* _YOUR TASK_:
Copy every line of the following items verbatim, with nothing altered, added, or left out.

* _STORED DATA_:

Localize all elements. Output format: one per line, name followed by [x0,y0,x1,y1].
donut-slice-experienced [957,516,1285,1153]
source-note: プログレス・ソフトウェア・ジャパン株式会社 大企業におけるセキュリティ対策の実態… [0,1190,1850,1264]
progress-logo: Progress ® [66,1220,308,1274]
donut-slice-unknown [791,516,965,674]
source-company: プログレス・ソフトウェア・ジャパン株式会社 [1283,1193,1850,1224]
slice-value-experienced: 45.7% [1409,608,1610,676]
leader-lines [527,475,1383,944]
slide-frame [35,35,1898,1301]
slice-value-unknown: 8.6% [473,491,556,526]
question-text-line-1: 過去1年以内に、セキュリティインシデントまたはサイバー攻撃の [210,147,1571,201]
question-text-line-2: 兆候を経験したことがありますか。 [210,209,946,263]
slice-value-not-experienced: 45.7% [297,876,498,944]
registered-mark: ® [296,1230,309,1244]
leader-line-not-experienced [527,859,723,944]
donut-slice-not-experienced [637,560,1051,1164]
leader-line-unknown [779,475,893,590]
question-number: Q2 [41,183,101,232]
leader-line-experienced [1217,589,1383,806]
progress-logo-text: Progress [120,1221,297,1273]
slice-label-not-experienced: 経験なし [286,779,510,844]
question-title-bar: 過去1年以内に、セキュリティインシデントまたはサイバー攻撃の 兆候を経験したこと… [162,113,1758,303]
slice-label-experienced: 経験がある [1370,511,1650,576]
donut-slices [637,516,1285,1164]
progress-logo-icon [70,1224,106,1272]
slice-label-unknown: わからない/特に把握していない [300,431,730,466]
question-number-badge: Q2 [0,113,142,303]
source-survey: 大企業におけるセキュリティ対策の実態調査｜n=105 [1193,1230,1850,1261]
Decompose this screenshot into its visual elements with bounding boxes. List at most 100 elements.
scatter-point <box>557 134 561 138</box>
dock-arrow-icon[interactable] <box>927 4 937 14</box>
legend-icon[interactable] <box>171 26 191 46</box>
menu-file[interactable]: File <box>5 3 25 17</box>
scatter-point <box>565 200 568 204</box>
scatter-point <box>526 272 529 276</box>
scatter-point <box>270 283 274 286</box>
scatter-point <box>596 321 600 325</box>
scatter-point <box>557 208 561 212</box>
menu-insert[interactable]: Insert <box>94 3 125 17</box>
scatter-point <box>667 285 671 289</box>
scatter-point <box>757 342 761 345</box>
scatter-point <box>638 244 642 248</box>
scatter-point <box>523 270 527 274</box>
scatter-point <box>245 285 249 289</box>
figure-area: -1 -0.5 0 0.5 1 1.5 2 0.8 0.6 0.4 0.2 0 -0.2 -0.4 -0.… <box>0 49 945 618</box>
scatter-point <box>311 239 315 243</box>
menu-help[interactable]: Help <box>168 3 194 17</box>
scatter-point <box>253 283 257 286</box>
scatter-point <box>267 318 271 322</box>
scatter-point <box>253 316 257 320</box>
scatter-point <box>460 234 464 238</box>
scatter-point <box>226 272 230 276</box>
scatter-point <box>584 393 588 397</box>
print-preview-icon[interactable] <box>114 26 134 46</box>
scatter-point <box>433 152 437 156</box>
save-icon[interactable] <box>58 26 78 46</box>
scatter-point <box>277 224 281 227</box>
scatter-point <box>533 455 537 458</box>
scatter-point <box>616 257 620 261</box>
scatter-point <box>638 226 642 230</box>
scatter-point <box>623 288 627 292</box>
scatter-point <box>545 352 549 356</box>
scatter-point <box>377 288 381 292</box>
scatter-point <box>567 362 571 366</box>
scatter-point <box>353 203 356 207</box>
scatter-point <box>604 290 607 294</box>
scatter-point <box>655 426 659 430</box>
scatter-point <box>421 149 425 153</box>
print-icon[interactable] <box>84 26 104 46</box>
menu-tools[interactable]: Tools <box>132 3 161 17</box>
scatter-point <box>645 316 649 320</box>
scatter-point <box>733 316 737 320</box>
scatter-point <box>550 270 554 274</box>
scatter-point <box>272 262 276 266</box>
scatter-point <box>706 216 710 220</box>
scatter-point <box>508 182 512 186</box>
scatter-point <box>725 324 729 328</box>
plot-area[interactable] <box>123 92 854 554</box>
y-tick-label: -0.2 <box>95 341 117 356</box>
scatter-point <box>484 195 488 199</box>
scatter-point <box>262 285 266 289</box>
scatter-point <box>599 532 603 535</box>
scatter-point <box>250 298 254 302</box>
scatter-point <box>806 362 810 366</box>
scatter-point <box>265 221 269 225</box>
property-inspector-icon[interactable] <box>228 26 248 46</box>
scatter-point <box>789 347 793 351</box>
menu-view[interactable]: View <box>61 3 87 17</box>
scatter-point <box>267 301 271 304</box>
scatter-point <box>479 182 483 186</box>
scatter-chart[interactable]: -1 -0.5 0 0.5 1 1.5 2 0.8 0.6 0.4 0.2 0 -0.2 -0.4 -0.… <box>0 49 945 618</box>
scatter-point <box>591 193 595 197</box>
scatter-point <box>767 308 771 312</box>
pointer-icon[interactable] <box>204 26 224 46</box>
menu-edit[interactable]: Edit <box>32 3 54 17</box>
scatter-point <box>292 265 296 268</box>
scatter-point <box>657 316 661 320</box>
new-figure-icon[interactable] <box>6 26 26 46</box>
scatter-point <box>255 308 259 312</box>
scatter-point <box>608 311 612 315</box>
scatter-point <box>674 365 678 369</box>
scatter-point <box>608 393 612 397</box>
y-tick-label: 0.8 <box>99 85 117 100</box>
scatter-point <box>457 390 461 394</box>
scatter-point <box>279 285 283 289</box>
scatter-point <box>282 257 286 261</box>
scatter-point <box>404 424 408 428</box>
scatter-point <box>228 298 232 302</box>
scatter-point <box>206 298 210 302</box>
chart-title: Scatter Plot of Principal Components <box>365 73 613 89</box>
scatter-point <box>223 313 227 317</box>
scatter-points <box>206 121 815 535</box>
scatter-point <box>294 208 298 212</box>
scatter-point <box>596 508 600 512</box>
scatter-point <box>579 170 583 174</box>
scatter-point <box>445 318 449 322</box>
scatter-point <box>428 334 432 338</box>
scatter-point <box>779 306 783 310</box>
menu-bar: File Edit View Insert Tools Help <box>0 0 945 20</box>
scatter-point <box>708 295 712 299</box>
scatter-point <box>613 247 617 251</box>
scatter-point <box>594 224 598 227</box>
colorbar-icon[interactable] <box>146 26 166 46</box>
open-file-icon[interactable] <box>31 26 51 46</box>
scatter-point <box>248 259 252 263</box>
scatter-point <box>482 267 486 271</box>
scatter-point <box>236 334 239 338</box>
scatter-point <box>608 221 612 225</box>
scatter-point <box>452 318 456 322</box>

* _FULL RESPONSE_:
Localize all elements. Output format: one per line, name followed by [x0,y0,x1,y1].
donut-slice-experienced [957,516,1285,1153]
source-note: プログレス・ソフトウェア・ジャパン株式会社 大企業におけるセキュリティ対策の実態… [0,1190,1850,1264]
progress-logo: Progress ® [66,1220,308,1274]
donut-slice-unknown [791,516,965,674]
source-company: プログレス・ソフトウェア・ジャパン株式会社 [1283,1193,1850,1224]
slice-value-experienced: 45.7% [1409,608,1610,676]
leader-lines [527,475,1383,944]
slide-frame [35,35,1898,1301]
slice-value-unknown: 8.6% [473,491,556,526]
question-text-line-1: 過去1年以内に、セキュリティインシデントまたはサイバー攻撃の [210,147,1571,201]
question-text-line-2: 兆候を経験したことがありますか。 [210,209,946,263]
slice-value-not-experienced: 45.7% [297,876,498,944]
registered-mark: ® [296,1230,309,1244]
leader-line-not-experienced [527,859,723,944]
donut-slice-not-experienced [637,560,1051,1164]
leader-line-unknown [779,475,893,590]
question-number: Q2 [41,183,101,232]
leader-line-experienced [1217,589,1383,806]
progress-logo-text: Progress [120,1221,297,1273]
slice-label-not-experienced: 経験なし [286,779,510,844]
question-title-bar: 過去1年以内に、セキュリティインシデントまたはサイバー攻撃の 兆候を経験したこと… [162,113,1758,303]
slice-label-experienced: 経験がある [1370,511,1650,576]
donut-slices [637,516,1285,1164]
progress-logo-icon [70,1224,106,1272]
slice-label-unknown: わからない/特に把握していない [300,431,730,466]
question-number-badge: Q2 [0,113,142,303]
source-survey: 大企業におけるセキュリティ対策の実態調査｜n=105 [1193,1230,1850,1261]
Decompose this screenshot into its visual elements with bounding boxes. List at most 100 elements.
scatter-point <box>557 134 561 138</box>
dock-arrow-icon[interactable] <box>927 4 937 14</box>
legend-icon[interactable] <box>171 26 191 46</box>
menu-file[interactable]: File <box>5 3 25 17</box>
scatter-point <box>565 200 568 204</box>
scatter-point <box>526 272 529 276</box>
scatter-point <box>270 283 274 286</box>
scatter-point <box>596 321 600 325</box>
scatter-point <box>557 208 561 212</box>
menu-insert[interactable]: Insert <box>94 3 125 17</box>
scatter-point <box>667 285 671 289</box>
scatter-point <box>757 342 761 345</box>
scatter-point <box>638 244 642 248</box>
scatter-point <box>523 270 527 274</box>
scatter-point <box>245 285 249 289</box>
figure-area: -1 -0.5 0 0.5 1 1.5 2 0.8 0.6 0.4 0.2 0 -0.2 -0.4 -0.… <box>0 49 945 618</box>
scatter-point <box>311 239 315 243</box>
menu-help[interactable]: Help <box>168 3 194 17</box>
scatter-point <box>253 283 257 286</box>
scatter-point <box>267 318 271 322</box>
scatter-point <box>253 316 257 320</box>
scatter-point <box>460 234 464 238</box>
scatter-point <box>226 272 230 276</box>
scatter-point <box>584 393 588 397</box>
print-preview-icon[interactable] <box>114 26 134 46</box>
scatter-point <box>433 152 437 156</box>
save-icon[interactable] <box>58 26 78 46</box>
scatter-point <box>277 224 281 227</box>
scatter-point <box>533 455 537 458</box>
scatter-point <box>616 257 620 261</box>
scatter-point <box>638 226 642 230</box>
scatter-point <box>623 288 627 292</box>
scatter-point <box>545 352 549 356</box>
scatter-point <box>377 288 381 292</box>
scatter-point <box>567 362 571 366</box>
scatter-point <box>353 203 356 207</box>
scatter-point <box>604 290 607 294</box>
scatter-point <box>655 426 659 430</box>
scatter-point <box>421 149 425 153</box>
print-icon[interactable] <box>84 26 104 46</box>
menu-tools[interactable]: Tools <box>132 3 161 17</box>
scatter-point <box>645 316 649 320</box>
scatter-point <box>733 316 737 320</box>
scatter-point <box>550 270 554 274</box>
scatter-point <box>272 262 276 266</box>
scatter-point <box>706 216 710 220</box>
scatter-point <box>508 182 512 186</box>
scatter-point <box>725 324 729 328</box>
plot-area[interactable] <box>123 92 854 554</box>
y-tick-label: -0.2 <box>95 341 117 356</box>
scatter-point <box>484 195 488 199</box>
scatter-point <box>262 285 266 289</box>
scatter-point <box>599 532 603 535</box>
scatter-point <box>250 298 254 302</box>
scatter-point <box>806 362 810 366</box>
scatter-point <box>265 221 269 225</box>
property-inspector-icon[interactable] <box>228 26 248 46</box>
scatter-point <box>789 347 793 351</box>
menu-view[interactable]: View <box>61 3 87 17</box>
scatter-point <box>267 301 271 304</box>
scatter-point <box>479 182 483 186</box>
scatter-chart[interactable]: -1 -0.5 0 0.5 1 1.5 2 0.8 0.6 0.4 0.2 0 -0.2 -0.4 -0.… <box>0 49 945 618</box>
scatter-point <box>591 193 595 197</box>
scatter-point <box>767 308 771 312</box>
pointer-icon[interactable] <box>204 26 224 46</box>
menu-edit[interactable]: Edit <box>32 3 54 17</box>
scatter-point <box>292 265 296 268</box>
scatter-point <box>657 316 661 320</box>
new-figure-icon[interactable] <box>6 26 26 46</box>
scatter-point <box>255 308 259 312</box>
scatter-point <box>608 311 612 315</box>
scatter-point <box>674 365 678 369</box>
scatter-point <box>608 393 612 397</box>
y-tick-label: 0.8 <box>99 85 117 100</box>
scatter-point <box>457 390 461 394</box>
scatter-point <box>279 285 283 289</box>
scatter-point <box>282 257 286 261</box>
scatter-point <box>404 424 408 428</box>
scatter-point <box>228 298 232 302</box>
scatter-point <box>206 298 210 302</box>
chart-title: Scatter Plot of Principal Components <box>365 73 613 89</box>
scatter-point <box>223 313 227 317</box>
scatter-points <box>206 121 815 535</box>
scatter-point <box>294 208 298 212</box>
scatter-point <box>596 508 600 512</box>
scatter-point <box>579 170 583 174</box>
scatter-point <box>445 318 449 322</box>
scatter-point <box>428 334 432 338</box>
scatter-point <box>779 306 783 310</box>
menu-bar: File Edit View Insert Tools Help <box>0 0 945 20</box>
scatter-point <box>708 295 712 299</box>
scatter-point <box>613 247 617 251</box>
scatter-point <box>594 224 598 227</box>
colorbar-icon[interactable] <box>146 26 166 46</box>
open-file-icon[interactable] <box>31 26 51 46</box>
scatter-point <box>248 259 252 263</box>
scatter-point <box>482 267 486 271</box>
scatter-point <box>236 334 239 338</box>
scatter-point <box>608 221 612 225</box>
scatter-point <box>452 318 456 322</box>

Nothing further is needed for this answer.